#### Exercise brief:
Using the records below, give the number of lines where the word "этот" appears, with no further output.

Items listed in a dataset:

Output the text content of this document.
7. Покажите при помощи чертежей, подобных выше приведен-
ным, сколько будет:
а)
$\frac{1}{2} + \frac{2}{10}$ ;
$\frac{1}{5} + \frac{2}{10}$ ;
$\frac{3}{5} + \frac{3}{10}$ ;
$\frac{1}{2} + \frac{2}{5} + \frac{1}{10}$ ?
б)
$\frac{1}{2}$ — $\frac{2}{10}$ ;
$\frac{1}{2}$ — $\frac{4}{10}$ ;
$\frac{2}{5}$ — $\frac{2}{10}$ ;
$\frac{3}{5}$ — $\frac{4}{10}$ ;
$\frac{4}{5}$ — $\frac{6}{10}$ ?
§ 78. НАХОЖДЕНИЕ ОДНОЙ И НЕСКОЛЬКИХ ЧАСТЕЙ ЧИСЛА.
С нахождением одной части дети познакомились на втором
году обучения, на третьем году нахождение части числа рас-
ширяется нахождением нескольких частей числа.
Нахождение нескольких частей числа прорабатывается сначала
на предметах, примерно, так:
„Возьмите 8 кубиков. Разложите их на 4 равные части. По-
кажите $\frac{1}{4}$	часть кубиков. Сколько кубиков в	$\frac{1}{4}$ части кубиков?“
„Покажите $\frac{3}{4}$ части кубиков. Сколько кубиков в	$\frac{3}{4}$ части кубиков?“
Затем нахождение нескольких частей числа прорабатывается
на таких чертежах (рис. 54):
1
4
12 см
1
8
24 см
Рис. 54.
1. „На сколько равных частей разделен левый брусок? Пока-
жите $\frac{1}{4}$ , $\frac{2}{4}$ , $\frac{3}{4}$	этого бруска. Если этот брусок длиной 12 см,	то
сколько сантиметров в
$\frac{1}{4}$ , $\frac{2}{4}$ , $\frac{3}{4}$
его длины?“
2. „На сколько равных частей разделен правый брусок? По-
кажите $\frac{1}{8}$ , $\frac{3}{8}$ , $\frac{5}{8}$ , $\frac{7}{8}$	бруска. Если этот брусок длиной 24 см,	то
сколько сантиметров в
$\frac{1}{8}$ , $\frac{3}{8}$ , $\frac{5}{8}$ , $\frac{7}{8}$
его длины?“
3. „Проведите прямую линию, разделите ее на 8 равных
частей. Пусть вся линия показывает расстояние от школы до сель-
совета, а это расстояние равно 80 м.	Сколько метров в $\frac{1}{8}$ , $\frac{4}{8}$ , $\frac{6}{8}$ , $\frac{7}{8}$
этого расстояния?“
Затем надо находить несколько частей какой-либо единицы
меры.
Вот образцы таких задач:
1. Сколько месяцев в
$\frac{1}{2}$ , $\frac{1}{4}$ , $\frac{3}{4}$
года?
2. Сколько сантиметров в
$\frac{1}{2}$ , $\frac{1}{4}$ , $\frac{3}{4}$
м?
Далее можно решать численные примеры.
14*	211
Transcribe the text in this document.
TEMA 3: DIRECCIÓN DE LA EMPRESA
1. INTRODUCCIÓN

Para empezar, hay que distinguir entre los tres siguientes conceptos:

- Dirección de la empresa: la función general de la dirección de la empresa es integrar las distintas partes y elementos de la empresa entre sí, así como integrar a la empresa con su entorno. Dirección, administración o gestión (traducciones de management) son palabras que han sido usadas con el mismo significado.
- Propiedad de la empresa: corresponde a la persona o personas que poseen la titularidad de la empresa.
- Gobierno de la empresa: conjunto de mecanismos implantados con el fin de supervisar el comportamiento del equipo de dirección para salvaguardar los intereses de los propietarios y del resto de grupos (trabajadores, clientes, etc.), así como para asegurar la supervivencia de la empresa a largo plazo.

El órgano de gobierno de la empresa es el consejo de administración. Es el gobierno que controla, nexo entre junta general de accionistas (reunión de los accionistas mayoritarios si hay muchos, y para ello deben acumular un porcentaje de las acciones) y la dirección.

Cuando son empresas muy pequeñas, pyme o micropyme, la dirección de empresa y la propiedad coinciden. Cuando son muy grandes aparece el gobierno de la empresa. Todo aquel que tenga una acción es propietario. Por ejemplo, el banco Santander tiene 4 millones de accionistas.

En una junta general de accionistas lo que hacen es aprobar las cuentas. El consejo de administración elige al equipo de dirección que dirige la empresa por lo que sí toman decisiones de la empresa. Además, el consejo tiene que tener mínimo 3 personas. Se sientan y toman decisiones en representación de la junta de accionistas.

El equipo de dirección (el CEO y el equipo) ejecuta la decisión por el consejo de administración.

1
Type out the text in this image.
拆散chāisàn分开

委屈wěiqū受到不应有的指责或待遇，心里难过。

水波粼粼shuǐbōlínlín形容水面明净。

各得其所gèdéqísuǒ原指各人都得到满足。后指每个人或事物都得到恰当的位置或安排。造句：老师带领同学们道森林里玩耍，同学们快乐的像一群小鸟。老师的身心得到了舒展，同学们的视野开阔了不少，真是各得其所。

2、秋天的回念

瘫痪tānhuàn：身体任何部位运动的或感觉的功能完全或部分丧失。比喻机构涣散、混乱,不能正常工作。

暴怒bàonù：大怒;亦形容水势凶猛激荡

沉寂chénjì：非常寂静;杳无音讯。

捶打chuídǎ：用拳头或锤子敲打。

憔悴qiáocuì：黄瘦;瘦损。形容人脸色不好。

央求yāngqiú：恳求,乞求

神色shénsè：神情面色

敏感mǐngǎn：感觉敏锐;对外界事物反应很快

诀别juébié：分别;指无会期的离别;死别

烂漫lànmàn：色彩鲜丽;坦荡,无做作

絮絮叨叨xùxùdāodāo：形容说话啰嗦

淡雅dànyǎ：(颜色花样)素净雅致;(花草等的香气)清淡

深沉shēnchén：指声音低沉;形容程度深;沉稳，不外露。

#### Result:
2